# Instruction
Copy out all the lines exactly. Omit pictures.

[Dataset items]
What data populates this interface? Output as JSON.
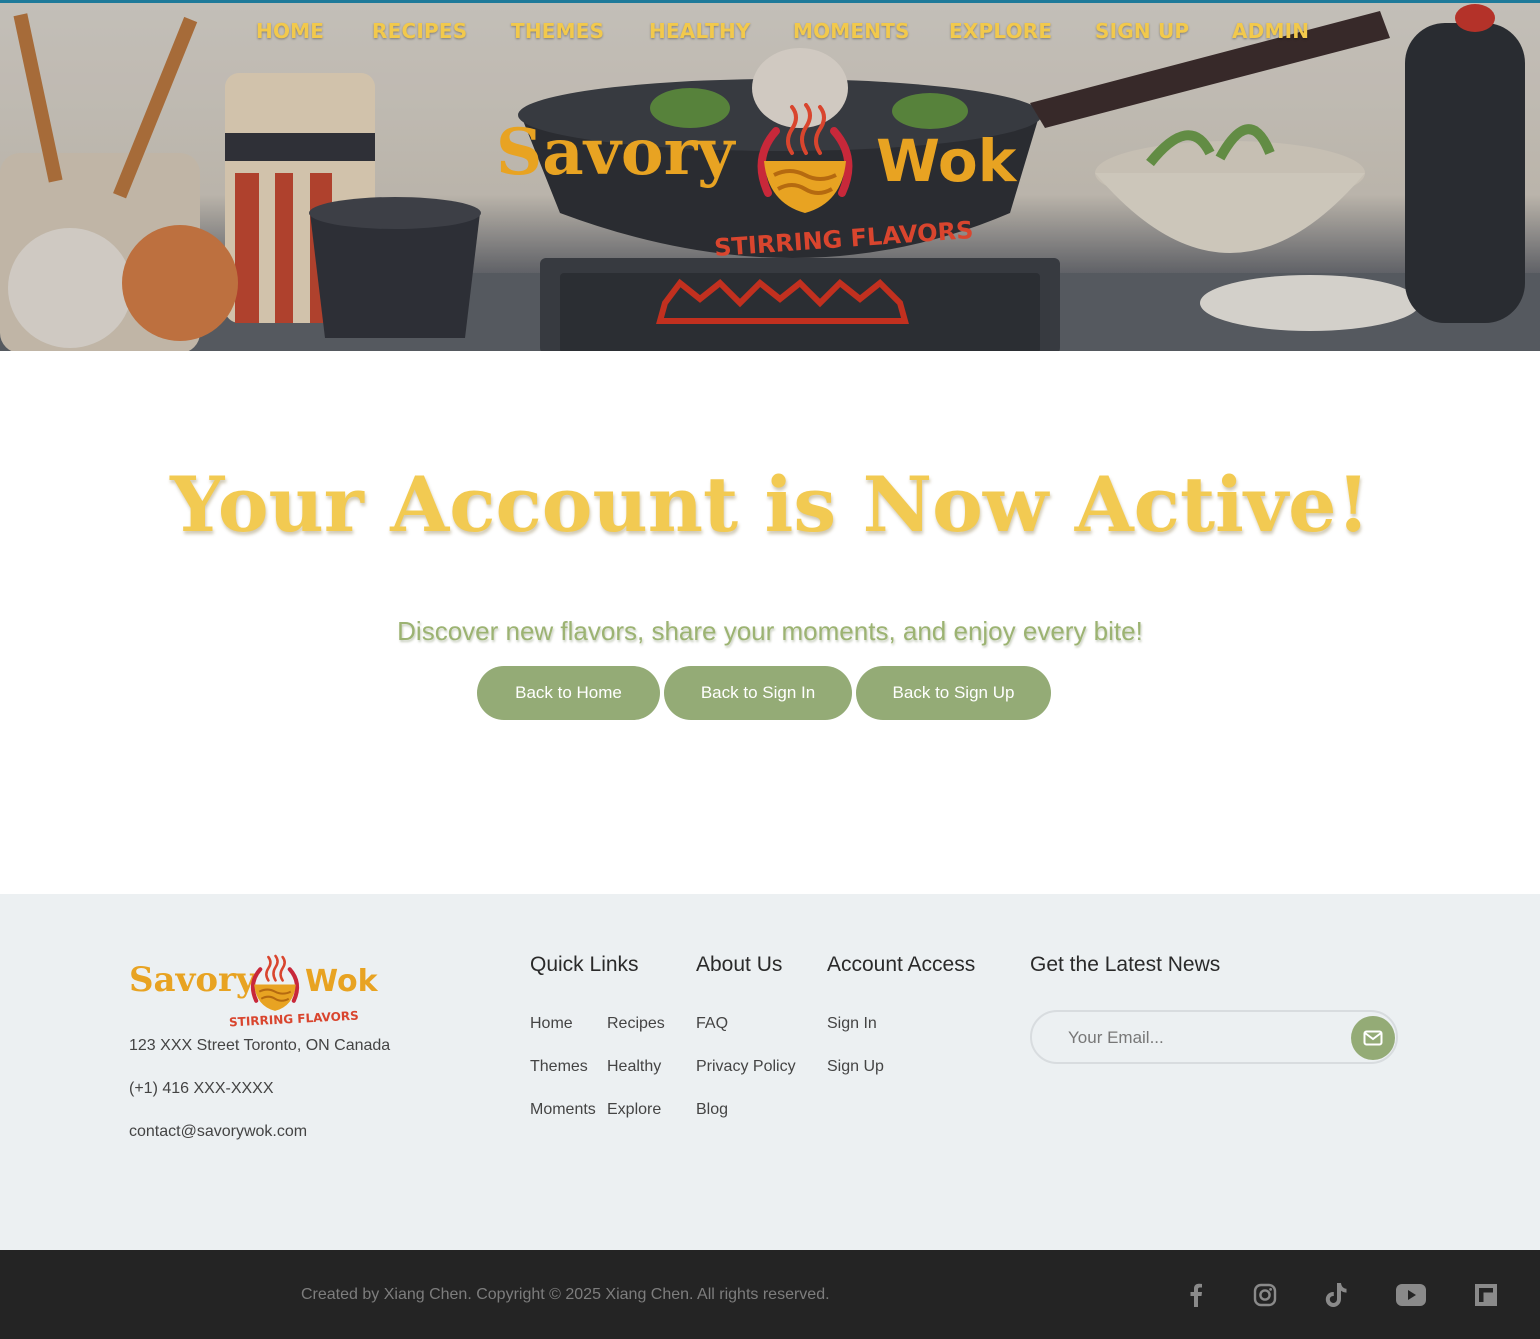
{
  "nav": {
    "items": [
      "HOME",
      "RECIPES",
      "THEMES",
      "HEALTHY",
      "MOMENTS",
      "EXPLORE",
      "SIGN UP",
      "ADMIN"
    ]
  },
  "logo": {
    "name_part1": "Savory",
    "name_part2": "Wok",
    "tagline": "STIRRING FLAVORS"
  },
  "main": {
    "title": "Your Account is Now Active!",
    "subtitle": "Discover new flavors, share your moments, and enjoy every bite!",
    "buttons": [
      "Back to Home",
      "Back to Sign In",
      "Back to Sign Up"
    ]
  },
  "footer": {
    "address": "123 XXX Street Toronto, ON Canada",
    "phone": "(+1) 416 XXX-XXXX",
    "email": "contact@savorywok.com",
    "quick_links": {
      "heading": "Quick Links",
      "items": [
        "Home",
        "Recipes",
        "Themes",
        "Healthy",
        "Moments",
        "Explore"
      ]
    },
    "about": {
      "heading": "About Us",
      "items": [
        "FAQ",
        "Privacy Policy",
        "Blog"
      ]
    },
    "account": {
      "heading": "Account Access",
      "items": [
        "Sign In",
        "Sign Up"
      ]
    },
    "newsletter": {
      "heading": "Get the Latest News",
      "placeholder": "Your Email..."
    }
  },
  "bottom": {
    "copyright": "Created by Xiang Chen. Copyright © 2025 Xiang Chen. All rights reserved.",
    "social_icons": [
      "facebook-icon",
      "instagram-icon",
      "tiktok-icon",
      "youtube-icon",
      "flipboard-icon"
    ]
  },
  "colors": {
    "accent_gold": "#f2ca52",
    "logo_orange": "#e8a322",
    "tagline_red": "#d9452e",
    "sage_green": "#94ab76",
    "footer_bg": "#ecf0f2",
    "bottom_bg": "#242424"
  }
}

# Answer
What data populates this interface? Output as JSON.
{
  "nav": {
    "items": [
      "HOME",
      "RECIPES",
      "THEMES",
      "HEALTHY",
      "MOMENTS",
      "EXPLORE",
      "SIGN UP",
      "ADMIN"
    ]
  },
  "logo": {
    "name_part1": "Savory",
    "name_part2": "Wok",
    "tagline": "STIRRING FLAVORS"
  },
  "main": {
    "title": "Your Account is Now Active!",
    "subtitle": "Discover new flavors, share your moments, and enjoy every bite!",
    "buttons": [
      "Back to Home",
      "Back to Sign In",
      "Back to Sign Up"
    ]
  },
  "footer": {
    "address": "123 XXX Street Toronto, ON Canada",
    "phone": "(+1) 416 XXX-XXXX",
    "email": "contact@savorywok.com",
    "quick_links": {
      "heading": "Quick Links",
      "items": [
        "Home",
        "Recipes",
        "Themes",
        "Healthy",
        "Moments",
        "Explore"
      ]
    },
    "about": {
      "heading": "About Us",
      "items": [
        "FAQ",
        "Privacy Policy",
        "Blog"
      ]
    },
    "account": {
      "heading": "Account Access",
      "items": [
        "Sign In",
        "Sign Up"
      ]
    },
    "newsletter": {
      "heading": "Get the Latest News",
      "placeholder": "Your Email..."
    }
  },
  "bottom": {
    "copyright": "Created by Xiang Chen. Copyright © 2025 Xiang Chen. All rights reserved.",
    "social_icons": [
      "facebook-icon",
      "instagram-icon",
      "tiktok-icon",
      "youtube-icon",
      "flipboard-icon"
    ]
  },
  "colors": {
    "accent_gold": "#f2ca52",
    "logo_orange": "#e8a322",
    "tagline_red": "#d9452e",
    "sage_green": "#94ab76",
    "footer_bg": "#ecf0f2",
    "bottom_bg": "#242424"
  }
}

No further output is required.